- _Stored entries_:
— begin —

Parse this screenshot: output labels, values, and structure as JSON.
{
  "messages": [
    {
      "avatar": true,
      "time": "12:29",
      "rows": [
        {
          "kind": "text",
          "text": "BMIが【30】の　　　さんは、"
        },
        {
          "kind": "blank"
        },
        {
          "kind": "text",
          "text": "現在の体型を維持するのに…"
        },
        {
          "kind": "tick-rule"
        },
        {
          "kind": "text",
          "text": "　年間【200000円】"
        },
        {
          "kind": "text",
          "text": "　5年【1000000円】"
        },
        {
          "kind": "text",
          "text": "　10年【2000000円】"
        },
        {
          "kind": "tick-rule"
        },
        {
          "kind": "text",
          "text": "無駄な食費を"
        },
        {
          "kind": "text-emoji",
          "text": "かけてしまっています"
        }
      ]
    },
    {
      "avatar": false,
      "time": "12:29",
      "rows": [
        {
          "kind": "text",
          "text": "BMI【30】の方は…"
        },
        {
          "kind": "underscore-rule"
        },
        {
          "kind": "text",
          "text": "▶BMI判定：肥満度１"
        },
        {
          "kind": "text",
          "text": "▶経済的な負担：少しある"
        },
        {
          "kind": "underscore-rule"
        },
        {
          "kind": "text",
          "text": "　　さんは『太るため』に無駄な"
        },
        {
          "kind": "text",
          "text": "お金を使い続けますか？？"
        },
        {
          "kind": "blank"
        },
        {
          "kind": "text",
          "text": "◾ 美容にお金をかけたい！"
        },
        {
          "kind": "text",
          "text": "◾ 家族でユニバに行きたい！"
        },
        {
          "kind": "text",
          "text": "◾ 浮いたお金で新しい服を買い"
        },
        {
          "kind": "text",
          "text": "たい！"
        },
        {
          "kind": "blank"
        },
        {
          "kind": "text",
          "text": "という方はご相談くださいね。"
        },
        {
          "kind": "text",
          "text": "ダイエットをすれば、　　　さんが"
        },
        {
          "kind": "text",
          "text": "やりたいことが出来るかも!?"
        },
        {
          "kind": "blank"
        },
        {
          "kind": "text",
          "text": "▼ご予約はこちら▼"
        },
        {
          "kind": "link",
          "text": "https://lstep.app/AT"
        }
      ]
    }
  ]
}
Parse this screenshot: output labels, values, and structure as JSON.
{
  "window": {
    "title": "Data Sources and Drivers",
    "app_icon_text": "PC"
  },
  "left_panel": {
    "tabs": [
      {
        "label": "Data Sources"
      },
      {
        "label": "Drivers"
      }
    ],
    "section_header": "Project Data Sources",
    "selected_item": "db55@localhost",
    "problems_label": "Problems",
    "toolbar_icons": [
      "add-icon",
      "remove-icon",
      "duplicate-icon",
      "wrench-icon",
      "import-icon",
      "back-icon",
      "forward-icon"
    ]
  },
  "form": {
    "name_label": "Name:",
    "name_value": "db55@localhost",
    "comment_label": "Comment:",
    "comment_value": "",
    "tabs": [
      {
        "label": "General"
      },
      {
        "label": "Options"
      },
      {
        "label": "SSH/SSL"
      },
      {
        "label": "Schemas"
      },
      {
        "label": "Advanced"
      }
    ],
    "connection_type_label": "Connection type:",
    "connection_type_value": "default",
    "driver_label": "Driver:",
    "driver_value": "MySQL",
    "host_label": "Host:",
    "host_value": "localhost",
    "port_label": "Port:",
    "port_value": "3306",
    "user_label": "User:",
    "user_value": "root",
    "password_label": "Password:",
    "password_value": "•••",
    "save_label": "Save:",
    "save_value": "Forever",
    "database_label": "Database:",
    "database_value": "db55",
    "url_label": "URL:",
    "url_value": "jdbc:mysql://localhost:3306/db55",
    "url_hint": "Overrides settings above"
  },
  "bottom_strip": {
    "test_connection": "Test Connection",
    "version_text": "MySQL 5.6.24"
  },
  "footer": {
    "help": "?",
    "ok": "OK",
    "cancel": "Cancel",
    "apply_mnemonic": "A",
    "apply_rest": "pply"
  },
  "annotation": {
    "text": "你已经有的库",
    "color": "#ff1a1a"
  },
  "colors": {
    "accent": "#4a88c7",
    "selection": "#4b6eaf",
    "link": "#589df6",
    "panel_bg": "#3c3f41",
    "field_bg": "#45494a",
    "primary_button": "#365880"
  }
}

— end —

The entries above must be returned in full, exactly as shown.

Parse this screenshot: output labels, values, and structure as JSON.
{
  "messages": [
    {
      "avatar": true,
      "time": "12:29",
      "rows": [
        {
          "kind": "text",
          "text": "BMIが【30】の　　　さんは、"
        },
        {
          "kind": "blank"
        },
        {
          "kind": "text",
          "text": "現在の体型を維持するのに…"
        },
        {
          "kind": "tick-rule"
        },
        {
          "kind": "text",
          "text": "　年間【200000円】"
        },
        {
          "kind": "text",
          "text": "　5年【1000000円】"
        },
        {
          "kind": "text",
          "text": "　10年【2000000円】"
        },
        {
          "kind": "tick-rule"
        },
        {
          "kind": "text",
          "text": "無駄な食費を"
        },
        {
          "kind": "text-emoji",
          "text": "かけてしまっています"
        }
      ]
    },
    {
      "avatar": false,
      "time": "12:29",
      "rows": [
        {
          "kind": "text",
          "text": "BMI【30】の方は…"
        },
        {
          "kind": "underscore-rule"
        },
        {
          "kind": "text",
          "text": "▶BMI判定：肥満度１"
        },
        {
          "kind": "text",
          "text": "▶経済的な負担：少しある"
        },
        {
          "kind": "underscore-rule"
        },
        {
          "kind": "text",
          "text": "　　さんは『太るため』に無駄な"
        },
        {
          "kind": "text",
          "text": "お金を使い続けますか？？"
        },
        {
          "kind": "blank"
        },
        {
          "kind": "text",
          "text": "◾ 美容にお金をかけたい！"
        },
        {
          "kind": "text",
          "text": "◾ 家族でユニバに行きたい！"
        },
        {
          "kind": "text",
          "text": "◾ 浮いたお金で新しい服を買い"
        },
        {
          "kind": "text",
          "text": "たい！"
        },
        {
          "kind": "blank"
        },
        {
          "kind": "text",
          "text": "という方はご相談くださいね。"
        },
        {
          "kind": "text",
          "text": "ダイエットをすれば、　　　さんが"
        },
        {
          "kind": "text",
          "text": "やりたいことが出来るかも!?"
        },
        {
          "kind": "blank"
        },
        {
          "kind": "text",
          "text": "▼ご予約はこちら▼"
        },
        {
          "kind": "link",
          "text": "https://lstep.app/AT"
        }
      ]
    }
  ]
}
Parse this screenshot: output labels, values, and structure as JSON.
{
  "window": {
    "title": "Data Sources and Drivers",
    "app_icon_text": "PC"
  },
  "left_panel": {
    "tabs": [
      {
        "label": "Data Sources"
      },
      {
        "label": "Drivers"
      }
    ],
    "section_header": "Project Data Sources",
    "selected_item": "db55@localhost",
    "problems_label": "Problems",
    "toolbar_icons": [
      "add-icon",
      "remove-icon",
      "duplicate-icon",
      "wrench-icon",
      "import-icon",
      "back-icon",
      "forward-icon"
    ]
  },
  "form": {
    "name_label": "Name:",
    "name_value": "db55@localhost",
    "comment_label": "Comment:",
    "comment_value": "",
    "tabs": [
      {
        "label": "General"
      },
      {
        "label": "Options"
      },
      {
        "label": "SSH/SSL"
      },
      {
        "label": "Schemas"
      },
      {
        "label": "Advanced"
      }
    ],
    "connection_type_label": "Connection type:",
    "connection_type_value": "default",
    "driver_label": "Driver:",
    "driver_value": "MySQL",
    "host_label": "Host:",
    "host_value": "localhost",
    "port_label": "Port:",
    "port_value": "3306",
    "user_label": "User:",
    "user_value": "root",
    "password_label": "Password:",
    "password_value": "•••",
    "save_label": "Save:",
    "save_value": "Forever",
    "database_label": "Database:",
    "database_value": "db55",
    "url_label": "URL:",
    "url_value": "jdbc:mysql://localhost:3306/db55",
    "url_hint": "Overrides settings above"
  },
  "bottom_strip": {
    "test_connection": "Test Connection",
    "version_text": "MySQL 5.6.24"
  },
  "footer": {
    "help": "?",
    "ok": "OK",
    "cancel": "Cancel",
    "apply_mnemonic": "A",
    "apply_rest": "pply"
  },
  "annotation": {
    "text": "你已经有的库",
    "color": "#ff1a1a"
  },
  "colors": {
    "accent": "#4a88c7",
    "selection": "#4b6eaf",
    "link": "#589df6",
    "panel_bg": "#3c3f41",
    "field_bg": "#45494a",
    "primary_button": "#365880"
  }
}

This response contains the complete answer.